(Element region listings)
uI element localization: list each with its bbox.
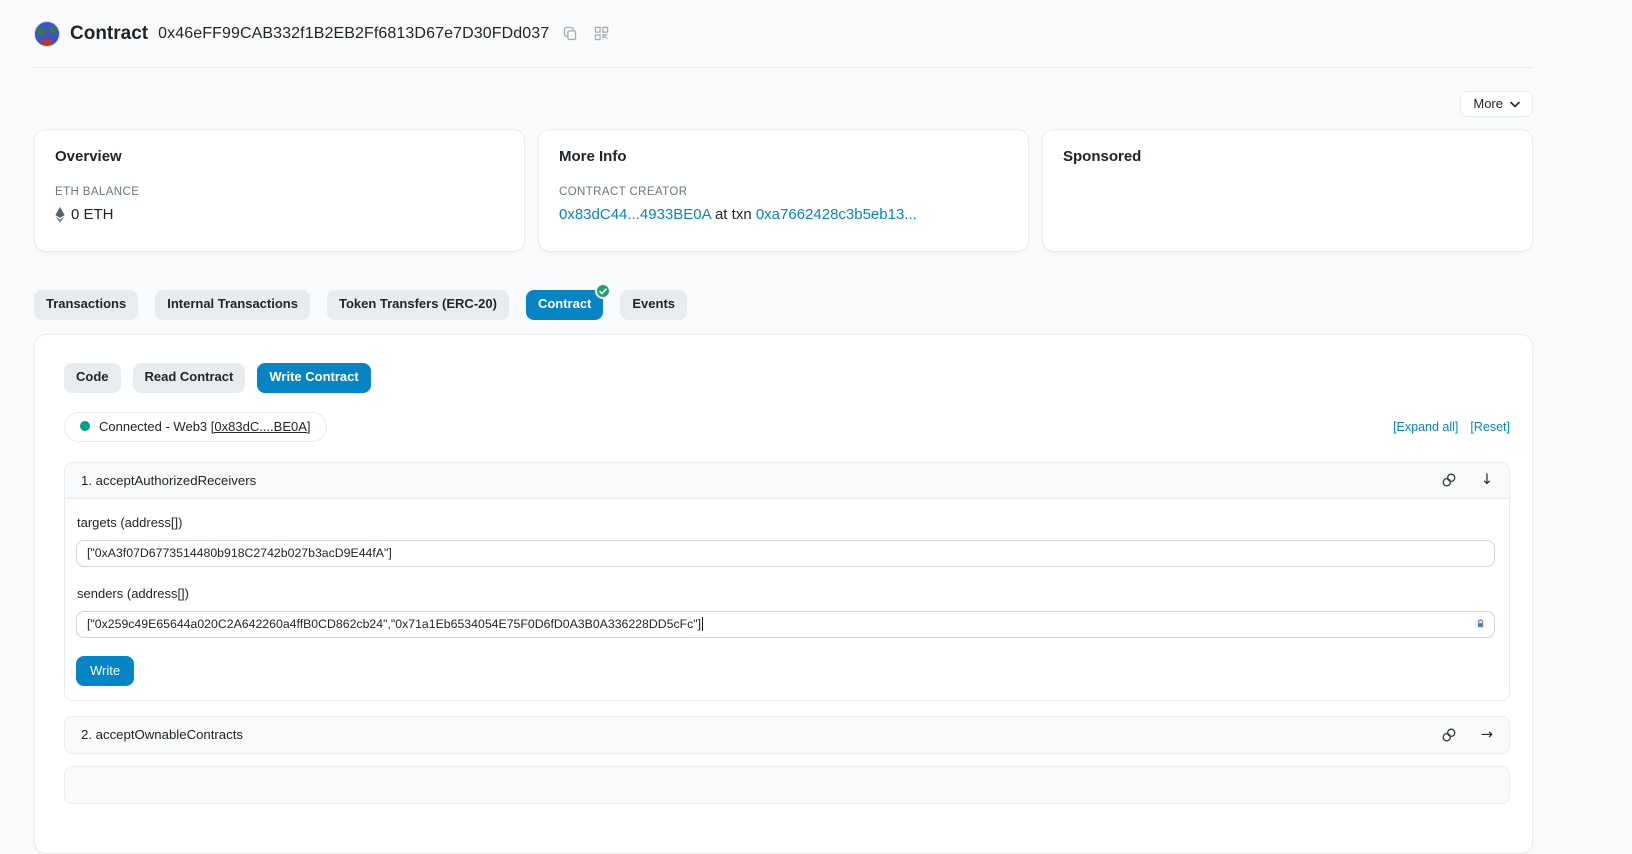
- write-button[interactable]: Write: [76, 656, 134, 686]
- expand-arrow-icon[interactable]: →: [1481, 728, 1493, 743]
- sponsored-card: Sponsored: [1042, 129, 1533, 252]
- tab-token-transfers[interactable]: Token Transfers (ERC-20): [327, 290, 509, 320]
- function-item-next: [64, 766, 1510, 804]
- verified-check-icon: [595, 283, 611, 299]
- function-header-next[interactable]: [65, 767, 1509, 803]
- subtab-read-contract[interactable]: Read Contract: [133, 363, 246, 393]
- function-header-acceptOwnableContracts[interactable]: 2. acceptOwnableContracts →: [65, 717, 1509, 753]
- tab-contract-label: Contract: [538, 296, 591, 311]
- more-button-label: More: [1473, 96, 1503, 111]
- tab-events[interactable]: Events: [620, 290, 687, 320]
- info-cards-row: Overview ETH BALANCE 0 ETH More Info CON…: [34, 129, 1533, 252]
- function-item-acceptAuthorizedReceivers: 1. acceptAuthorizedReceivers ↓ targets (…: [64, 462, 1510, 701]
- password-manager-lock-icon: [1474, 618, 1487, 631]
- eth-balance-label: ETH BALANCE: [55, 186, 504, 198]
- targets-field-label: targets (address[]): [77, 515, 1495, 530]
- tab-transactions[interactable]: Transactions: [34, 290, 138, 320]
- ethereum-icon: [55, 207, 65, 223]
- contract-creator-label: CONTRACT CREATOR: [559, 186, 1008, 198]
- more-dropdown-button[interactable]: More: [1460, 91, 1533, 117]
- contract-panel: Code Read Contract Write Contract Connec…: [34, 334, 1533, 854]
- function-header-acceptAuthorizedReceivers[interactable]: 1. acceptAuthorizedReceivers ↓: [65, 463, 1509, 499]
- expand-all-link[interactable]: [Expand all]: [1393, 420, 1458, 434]
- targets-input[interactable]: ["0xA3f07D6773514480b918C2742b027b3acD9E…: [76, 540, 1495, 567]
- qr-code-button[interactable]: [592, 24, 611, 43]
- permalink-icon[interactable]: [1441, 472, 1457, 488]
- wallet-address-link[interactable]: [0x83dC....BE0A]: [211, 419, 311, 434]
- sponsored-card-title: Sponsored: [1063, 148, 1512, 165]
- function-title: 2. acceptOwnableContracts: [81, 727, 243, 742]
- copy-address-button[interactable]: [561, 24, 580, 43]
- tab-internal-transactions[interactable]: Internal Transactions: [155, 290, 310, 320]
- qr-code-icon: [594, 26, 609, 41]
- senders-input[interactable]: ["0x259c49E65644a020C2A642260a4ffB0CD862…: [76, 611, 1495, 638]
- wallet-status-text: Connected - Web3: [99, 419, 207, 434]
- collapse-arrow-icon[interactable]: ↓: [1481, 473, 1493, 488]
- at-txn-text: at txn: [715, 206, 752, 223]
- contract-address: 0x46eFF99CAB332f1B2EB2Ff6813D67e7D30FDd0…: [158, 25, 549, 43]
- permalink-icon[interactable]: [1441, 727, 1457, 743]
- contract-identicon-avatar: [34, 21, 60, 47]
- targets-input-value: ["0xA3f07D6773514480b918C2742b027b3acD9E…: [87, 546, 392, 560]
- text-cursor: [702, 617, 703, 631]
- function-item-acceptOwnableContracts: 2. acceptOwnableContracts →: [64, 716, 1510, 754]
- senders-input-value: ["0x259c49E65644a020C2A642260a4ffB0CD862…: [87, 617, 701, 631]
- reset-link[interactable]: [Reset]: [1470, 420, 1510, 434]
- overview-card: Overview ETH BALANCE 0 ETH: [34, 129, 525, 252]
- subtab-code[interactable]: Code: [64, 363, 121, 393]
- copy-icon: [563, 26, 578, 41]
- write-functions-list: 1. acceptAuthorizedReceivers ↓ targets (…: [64, 462, 1510, 804]
- subtab-write-contract[interactable]: Write Contract: [257, 363, 370, 393]
- more-info-card-title: More Info: [559, 148, 1008, 165]
- eth-balance-value: 0 ETH: [71, 206, 114, 223]
- wallet-connect-status[interactable]: Connected - Web3 [0x83dC....BE0A]: [64, 412, 327, 442]
- contract-header: Contract 0x46eFF99CAB332f1B2EB2Ff6813D67…: [34, 0, 1533, 68]
- contract-creator-address-link[interactable]: 0x83dC44...4933BE0A: [559, 206, 711, 223]
- main-tabs: Transactions Internal Transactions Token…: [34, 290, 1533, 320]
- page-title: Contract: [70, 23, 148, 45]
- chevron-down-icon: [1510, 96, 1520, 111]
- senders-field-label: senders (address[]): [77, 586, 1495, 601]
- more-info-card: More Info CONTRACT CREATOR 0x83dC44...49…: [538, 129, 1029, 252]
- connected-status-dot-icon: [80, 421, 90, 431]
- tab-contract[interactable]: Contract: [526, 290, 603, 320]
- contract-subtabs: Code Read Contract Write Contract: [64, 363, 1510, 393]
- overview-card-title: Overview: [55, 148, 504, 165]
- function-title: 1. acceptAuthorizedReceivers: [81, 473, 256, 488]
- creation-txn-link[interactable]: 0xa7662428c3b5eb13...: [756, 206, 917, 223]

» Your instructions: Substitute "expand-chevron-icon" for "expand-arrow-icon" in the material from the line with "- write-button[interactable]: Write: [76, 656, 134, 686]" up to and including the line with "- tab-token-transfers[interactable]: Token". Give only those lines, otherwise unchanged.

» Correct result:
- write-button[interactable]: Write: [76, 656, 134, 686]
- expand-chevron-icon[interactable]: →: [1481, 728, 1493, 743]
- sponsored-card: Sponsored: [1042, 129, 1533, 252]
- tab-token-transfers[interactable]: Token Transfers (ERC-20): [327, 290, 509, 320]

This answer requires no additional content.